In the records below, find each line containing the word "сети" and copy it.

Working data →
-*-*-

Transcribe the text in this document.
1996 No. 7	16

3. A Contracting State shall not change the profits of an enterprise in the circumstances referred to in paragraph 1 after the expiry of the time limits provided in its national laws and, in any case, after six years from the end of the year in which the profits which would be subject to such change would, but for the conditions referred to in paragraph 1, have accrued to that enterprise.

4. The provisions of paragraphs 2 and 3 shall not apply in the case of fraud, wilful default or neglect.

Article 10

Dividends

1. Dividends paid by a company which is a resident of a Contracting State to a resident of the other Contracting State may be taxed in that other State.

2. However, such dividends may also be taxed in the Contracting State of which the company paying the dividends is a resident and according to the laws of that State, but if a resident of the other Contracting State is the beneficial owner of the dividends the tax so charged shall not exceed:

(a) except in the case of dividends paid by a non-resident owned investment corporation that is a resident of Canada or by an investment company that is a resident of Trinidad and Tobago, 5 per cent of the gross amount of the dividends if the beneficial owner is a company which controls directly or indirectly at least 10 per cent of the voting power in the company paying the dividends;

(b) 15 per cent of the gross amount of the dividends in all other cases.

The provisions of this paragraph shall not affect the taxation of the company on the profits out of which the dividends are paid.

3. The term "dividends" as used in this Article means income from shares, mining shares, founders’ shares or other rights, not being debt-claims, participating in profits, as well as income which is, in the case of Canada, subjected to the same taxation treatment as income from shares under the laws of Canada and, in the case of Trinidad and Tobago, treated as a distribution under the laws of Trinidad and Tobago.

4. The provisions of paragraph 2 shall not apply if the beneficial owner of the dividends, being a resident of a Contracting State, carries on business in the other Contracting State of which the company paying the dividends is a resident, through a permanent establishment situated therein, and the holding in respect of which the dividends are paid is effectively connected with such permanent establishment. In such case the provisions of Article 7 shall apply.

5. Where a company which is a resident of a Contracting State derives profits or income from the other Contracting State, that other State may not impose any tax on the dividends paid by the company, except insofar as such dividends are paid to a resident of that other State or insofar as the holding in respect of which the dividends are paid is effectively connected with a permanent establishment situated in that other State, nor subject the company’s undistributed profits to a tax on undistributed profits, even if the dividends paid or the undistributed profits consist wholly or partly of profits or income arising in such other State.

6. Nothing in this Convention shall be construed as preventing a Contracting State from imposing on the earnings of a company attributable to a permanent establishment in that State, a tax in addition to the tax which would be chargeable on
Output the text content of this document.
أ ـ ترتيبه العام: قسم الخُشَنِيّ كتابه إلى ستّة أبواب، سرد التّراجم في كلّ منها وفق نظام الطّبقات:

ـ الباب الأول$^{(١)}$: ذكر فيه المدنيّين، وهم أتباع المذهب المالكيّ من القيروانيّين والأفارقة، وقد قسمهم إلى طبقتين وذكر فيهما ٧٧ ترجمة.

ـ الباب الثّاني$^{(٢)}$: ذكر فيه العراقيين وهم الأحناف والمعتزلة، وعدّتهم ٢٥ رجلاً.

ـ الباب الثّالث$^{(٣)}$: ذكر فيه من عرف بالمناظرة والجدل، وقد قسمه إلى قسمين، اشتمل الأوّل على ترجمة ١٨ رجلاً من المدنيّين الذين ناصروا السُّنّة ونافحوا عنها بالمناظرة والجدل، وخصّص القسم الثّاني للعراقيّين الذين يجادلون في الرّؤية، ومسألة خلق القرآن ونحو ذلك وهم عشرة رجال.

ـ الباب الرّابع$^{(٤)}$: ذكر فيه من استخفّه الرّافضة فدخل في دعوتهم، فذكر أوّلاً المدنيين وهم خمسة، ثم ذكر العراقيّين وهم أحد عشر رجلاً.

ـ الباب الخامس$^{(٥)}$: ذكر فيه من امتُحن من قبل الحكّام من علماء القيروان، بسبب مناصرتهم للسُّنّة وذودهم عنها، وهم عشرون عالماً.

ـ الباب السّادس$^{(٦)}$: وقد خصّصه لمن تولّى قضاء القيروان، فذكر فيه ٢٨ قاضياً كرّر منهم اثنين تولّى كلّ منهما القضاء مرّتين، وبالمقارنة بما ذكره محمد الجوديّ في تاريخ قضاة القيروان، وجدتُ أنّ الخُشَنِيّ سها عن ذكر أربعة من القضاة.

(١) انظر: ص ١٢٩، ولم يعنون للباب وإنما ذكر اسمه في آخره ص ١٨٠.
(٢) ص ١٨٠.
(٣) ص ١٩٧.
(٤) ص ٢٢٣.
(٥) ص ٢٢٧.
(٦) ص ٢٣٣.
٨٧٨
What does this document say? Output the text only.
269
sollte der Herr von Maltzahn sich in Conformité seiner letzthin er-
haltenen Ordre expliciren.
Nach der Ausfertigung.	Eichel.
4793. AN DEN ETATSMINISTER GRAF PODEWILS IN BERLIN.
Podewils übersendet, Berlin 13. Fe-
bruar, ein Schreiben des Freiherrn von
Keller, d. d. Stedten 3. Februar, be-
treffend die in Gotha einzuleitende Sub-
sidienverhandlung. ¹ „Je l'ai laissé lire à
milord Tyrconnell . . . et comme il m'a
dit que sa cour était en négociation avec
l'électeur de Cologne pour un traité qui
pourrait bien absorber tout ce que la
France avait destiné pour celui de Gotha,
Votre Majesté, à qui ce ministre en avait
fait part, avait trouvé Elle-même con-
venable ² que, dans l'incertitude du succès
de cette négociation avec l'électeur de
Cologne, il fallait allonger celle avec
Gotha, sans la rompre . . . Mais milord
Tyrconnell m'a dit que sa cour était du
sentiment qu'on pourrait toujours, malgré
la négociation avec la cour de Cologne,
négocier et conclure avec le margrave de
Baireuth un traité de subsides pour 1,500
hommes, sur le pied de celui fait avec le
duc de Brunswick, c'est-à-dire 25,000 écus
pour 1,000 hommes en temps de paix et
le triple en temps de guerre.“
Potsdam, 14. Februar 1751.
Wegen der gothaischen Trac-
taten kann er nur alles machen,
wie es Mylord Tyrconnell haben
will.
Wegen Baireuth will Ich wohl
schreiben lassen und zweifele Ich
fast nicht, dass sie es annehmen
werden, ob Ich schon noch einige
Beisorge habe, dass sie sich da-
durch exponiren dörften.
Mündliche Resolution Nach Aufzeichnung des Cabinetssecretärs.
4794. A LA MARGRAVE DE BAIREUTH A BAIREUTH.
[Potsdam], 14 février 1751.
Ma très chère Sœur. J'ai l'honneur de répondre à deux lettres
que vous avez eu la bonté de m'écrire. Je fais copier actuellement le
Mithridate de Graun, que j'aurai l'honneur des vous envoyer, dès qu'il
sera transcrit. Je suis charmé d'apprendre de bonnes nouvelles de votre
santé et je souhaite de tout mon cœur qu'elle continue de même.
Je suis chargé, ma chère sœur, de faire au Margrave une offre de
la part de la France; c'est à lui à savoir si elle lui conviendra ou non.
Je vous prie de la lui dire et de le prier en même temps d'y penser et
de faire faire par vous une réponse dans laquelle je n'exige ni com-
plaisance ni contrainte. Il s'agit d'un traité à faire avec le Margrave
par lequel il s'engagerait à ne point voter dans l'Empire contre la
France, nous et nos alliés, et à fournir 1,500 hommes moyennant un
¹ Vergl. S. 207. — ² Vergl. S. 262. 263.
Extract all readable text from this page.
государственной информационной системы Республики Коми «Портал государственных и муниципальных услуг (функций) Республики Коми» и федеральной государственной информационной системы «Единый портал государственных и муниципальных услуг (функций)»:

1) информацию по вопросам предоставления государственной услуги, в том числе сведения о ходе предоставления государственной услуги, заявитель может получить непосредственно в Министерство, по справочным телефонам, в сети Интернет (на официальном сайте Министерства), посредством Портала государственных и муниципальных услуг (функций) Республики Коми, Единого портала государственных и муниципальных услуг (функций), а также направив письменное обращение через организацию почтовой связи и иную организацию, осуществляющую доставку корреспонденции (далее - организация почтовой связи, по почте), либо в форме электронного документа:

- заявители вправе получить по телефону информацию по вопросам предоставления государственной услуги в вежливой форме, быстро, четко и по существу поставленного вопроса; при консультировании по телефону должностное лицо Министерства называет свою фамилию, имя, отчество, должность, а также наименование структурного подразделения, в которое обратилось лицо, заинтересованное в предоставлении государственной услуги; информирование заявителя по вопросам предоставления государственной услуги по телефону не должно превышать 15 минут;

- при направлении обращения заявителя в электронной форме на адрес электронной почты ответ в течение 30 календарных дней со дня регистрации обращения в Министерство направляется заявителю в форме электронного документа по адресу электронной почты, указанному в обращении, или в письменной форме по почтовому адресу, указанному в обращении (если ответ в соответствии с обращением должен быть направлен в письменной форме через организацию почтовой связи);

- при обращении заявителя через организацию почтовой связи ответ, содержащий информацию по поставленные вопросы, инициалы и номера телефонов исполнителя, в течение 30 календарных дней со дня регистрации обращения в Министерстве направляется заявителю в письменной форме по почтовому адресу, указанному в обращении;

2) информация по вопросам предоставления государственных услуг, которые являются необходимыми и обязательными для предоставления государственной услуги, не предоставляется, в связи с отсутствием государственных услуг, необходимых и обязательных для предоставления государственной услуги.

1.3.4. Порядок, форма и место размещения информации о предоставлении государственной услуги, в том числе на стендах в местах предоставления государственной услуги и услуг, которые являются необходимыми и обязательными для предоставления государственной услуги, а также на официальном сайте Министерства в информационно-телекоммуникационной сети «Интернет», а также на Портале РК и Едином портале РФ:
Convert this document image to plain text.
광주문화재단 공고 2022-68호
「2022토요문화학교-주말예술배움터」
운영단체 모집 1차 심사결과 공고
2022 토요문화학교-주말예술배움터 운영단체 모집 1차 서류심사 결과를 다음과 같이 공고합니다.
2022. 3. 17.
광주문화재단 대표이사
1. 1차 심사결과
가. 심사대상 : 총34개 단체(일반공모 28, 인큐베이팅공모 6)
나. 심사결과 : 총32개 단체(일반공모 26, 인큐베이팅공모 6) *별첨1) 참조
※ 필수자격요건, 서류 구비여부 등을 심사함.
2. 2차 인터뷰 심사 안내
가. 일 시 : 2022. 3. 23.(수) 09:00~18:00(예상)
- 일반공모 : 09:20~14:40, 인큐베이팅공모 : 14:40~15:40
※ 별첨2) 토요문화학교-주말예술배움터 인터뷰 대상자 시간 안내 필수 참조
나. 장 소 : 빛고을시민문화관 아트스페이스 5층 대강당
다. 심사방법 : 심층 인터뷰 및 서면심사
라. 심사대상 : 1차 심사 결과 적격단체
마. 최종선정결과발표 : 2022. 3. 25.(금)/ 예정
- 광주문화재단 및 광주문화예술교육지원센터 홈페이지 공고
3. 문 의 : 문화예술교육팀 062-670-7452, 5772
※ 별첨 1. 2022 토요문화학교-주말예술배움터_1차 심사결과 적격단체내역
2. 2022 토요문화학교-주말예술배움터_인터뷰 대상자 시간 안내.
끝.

-*-*-

Task solution →
1) информацию по вопросам предоставления государственной услуги, в том числе сведения о ходе предоставления государственной услуги, заявитель может получить непосредственно в Министерство, по справочным телефонам, в сети Интернет (на официальном сайте Министерства), посредством Портала государственных и муниципальных услуг (функций) Республики Коми, Единого портала государственных и муниципальных услуг (функций), а также направив письменное обращение через организацию почтовой связи и иную организацию, осуществляющую доставку корреспонденции (далее - организация почтовой связи, по почте), либо в форме электронного документа:
1.3.4. Порядок, форма и место размещения информации о предоставлении государственной услуги, в том числе на стендах в местах предоставления государственной услуги и услуг, которые являются необходимыми и обязательными для предоставления государственной услуги, а также на официальном сайте Министерства в информационно-телекоммуникационной сети «Интернет», а также на Портале РК и Едином портале РФ:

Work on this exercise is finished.